Carry on the news article about farm groups' climate proposals from its last sentence, ignoring the material that follows it.

## Quoted passage
## START

A group of farm organizations on Tuesday announced a set of proposals for how agriculture should tackle climate change, as they expect to see more aggressive measures taken to lower greenhouse gas emissions under the incoming president.
While major climate action could be slowed by a Republican-led Senate, President-elect Joe Biden made climate change a centerpiece in his campaign strategy and economic plan. Biden’s campaign plan called for “de-carbonizing the food and agricultural sector and leveraging agriculture to remove carbon dioxide from the air and store in the ground.” Biden’s plan proposes the U.S. economy achieve “net-zero emissions” by 2050.
The Food and Agriculture Climate Alliance (FACA) unveiled on Tuesday work started last February to develop recommendations for federal climate policy involving agriculture and forestry. Four groups co-chair the alliance: the American Farm Bureau Federation, Environmental Defense Fund, National Council of Farmer Cooperatives and the National Farmers Union. The alliance also includes FMI — the Food Industry Association, the National Alliance of Forest Owners, the National Association of State Departments of Agriculture and the Nature Conservancy.

## END

## Supplied entries

## START

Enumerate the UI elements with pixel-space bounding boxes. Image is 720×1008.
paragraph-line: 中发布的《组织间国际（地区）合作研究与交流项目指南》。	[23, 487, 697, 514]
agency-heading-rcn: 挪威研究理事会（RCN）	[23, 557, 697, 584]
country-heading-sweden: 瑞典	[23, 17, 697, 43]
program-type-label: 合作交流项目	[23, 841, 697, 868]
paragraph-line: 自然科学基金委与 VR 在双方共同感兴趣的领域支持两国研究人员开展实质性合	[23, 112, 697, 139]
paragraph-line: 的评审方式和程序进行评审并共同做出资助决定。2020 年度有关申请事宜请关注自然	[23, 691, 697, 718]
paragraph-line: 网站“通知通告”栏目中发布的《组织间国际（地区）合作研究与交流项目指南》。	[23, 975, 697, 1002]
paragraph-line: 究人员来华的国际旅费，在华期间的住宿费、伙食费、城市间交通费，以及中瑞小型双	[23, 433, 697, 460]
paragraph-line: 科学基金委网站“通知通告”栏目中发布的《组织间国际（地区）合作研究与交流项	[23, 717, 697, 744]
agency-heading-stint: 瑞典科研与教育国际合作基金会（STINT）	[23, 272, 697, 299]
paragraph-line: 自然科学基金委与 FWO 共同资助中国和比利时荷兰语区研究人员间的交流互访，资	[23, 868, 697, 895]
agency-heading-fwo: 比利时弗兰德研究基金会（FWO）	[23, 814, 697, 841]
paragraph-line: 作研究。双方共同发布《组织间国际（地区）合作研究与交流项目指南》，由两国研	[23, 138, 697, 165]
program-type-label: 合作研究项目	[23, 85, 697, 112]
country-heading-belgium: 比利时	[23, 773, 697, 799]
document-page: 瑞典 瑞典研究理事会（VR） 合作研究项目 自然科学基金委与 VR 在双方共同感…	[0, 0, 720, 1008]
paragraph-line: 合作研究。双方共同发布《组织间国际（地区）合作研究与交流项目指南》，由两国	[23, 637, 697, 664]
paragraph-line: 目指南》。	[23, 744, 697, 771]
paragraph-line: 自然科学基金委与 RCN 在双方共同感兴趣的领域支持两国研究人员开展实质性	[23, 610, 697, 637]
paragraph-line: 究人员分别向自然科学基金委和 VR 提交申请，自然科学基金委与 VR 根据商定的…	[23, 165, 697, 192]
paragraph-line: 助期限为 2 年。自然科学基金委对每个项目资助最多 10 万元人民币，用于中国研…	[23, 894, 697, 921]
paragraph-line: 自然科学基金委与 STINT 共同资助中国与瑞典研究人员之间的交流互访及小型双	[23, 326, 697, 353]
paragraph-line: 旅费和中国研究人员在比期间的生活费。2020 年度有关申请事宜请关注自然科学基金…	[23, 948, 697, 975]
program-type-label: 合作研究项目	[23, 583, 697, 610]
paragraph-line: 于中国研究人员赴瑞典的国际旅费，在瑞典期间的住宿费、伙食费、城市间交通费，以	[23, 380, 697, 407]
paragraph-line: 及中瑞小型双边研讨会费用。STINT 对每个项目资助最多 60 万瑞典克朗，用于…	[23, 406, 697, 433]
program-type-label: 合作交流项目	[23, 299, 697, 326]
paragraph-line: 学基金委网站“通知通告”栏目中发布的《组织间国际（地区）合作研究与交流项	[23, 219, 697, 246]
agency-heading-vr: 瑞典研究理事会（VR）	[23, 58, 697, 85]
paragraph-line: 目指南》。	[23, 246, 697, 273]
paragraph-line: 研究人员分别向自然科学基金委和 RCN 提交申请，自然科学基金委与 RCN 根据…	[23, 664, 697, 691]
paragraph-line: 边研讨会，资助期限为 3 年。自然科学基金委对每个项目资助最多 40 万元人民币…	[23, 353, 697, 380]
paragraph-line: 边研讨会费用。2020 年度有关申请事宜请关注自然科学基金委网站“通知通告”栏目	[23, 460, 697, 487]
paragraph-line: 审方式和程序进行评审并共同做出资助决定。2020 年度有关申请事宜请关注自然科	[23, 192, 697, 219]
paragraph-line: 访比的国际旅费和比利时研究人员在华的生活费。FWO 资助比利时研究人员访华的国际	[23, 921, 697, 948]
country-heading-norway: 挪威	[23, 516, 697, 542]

## END

## Exercise answer
When groups started meeting last February, the proposals were not driven by the prospect of a change in presidential administration, but instead by a recognition that more pressure is being placed on agriculture and the food sector to both reduce emissions and focus on adaptation strategies.
“It was not politically driven, but it was driven by the fact that I think those of us who got together just believe that the world is a changing place, whether it’s retailers, consumers, buyers, politicians — everyone is working and believing that we need to do something to highlight the climate issues that are out there, and agriculture is clearly part of that space,” said Chuck Conner, president and CEO of the National Council of Farmer Cooperatives and a former deputy agriculture secretary.
Conner added that leaders in agriculture needed to offer some climate solutions rather than allow everyone else to make policy decisions that would affect farmers and livestock producers. Increasingly, it’s become more important for agricultural groups to be at the table with environmental organizations, as well, which is why leaders from groups such as the Environmental Defense Fund (EDF) were included early on.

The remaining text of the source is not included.